Problem statement> Wherever the word "INDONESIA" turns up in a line of the entries, copy that line.

>> begin

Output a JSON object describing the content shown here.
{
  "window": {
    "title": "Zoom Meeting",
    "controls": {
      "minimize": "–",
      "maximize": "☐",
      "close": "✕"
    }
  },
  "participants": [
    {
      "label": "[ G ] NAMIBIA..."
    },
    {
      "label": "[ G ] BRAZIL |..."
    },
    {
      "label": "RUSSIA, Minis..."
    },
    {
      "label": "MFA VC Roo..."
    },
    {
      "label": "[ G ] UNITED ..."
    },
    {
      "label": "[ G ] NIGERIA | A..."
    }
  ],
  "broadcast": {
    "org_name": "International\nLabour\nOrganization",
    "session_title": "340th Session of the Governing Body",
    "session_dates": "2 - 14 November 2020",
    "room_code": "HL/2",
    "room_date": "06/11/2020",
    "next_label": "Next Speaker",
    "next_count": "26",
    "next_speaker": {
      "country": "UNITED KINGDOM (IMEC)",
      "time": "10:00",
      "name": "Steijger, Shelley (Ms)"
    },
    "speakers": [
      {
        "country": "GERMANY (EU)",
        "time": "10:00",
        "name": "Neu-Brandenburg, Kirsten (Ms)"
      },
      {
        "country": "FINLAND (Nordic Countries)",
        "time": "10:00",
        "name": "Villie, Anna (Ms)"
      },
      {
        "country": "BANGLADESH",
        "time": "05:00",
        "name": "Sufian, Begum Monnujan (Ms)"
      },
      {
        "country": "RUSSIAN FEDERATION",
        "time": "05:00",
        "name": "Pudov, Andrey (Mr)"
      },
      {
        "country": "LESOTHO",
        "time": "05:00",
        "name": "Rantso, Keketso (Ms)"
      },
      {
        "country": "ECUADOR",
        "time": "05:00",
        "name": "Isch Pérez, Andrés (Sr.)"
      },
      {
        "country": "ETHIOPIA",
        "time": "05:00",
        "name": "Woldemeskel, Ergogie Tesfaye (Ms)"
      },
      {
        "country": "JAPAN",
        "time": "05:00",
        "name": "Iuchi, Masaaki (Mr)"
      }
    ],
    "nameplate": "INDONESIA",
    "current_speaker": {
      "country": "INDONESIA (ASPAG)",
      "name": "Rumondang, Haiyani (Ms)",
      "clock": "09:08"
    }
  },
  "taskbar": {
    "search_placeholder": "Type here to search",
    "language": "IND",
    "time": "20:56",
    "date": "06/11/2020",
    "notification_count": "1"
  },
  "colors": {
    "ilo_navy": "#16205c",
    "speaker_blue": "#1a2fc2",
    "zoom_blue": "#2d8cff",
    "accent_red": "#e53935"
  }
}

>> end

Exercise output>
    "nameplate": "INDONESIA",
      "country": "INDONESIA (ASPAG)",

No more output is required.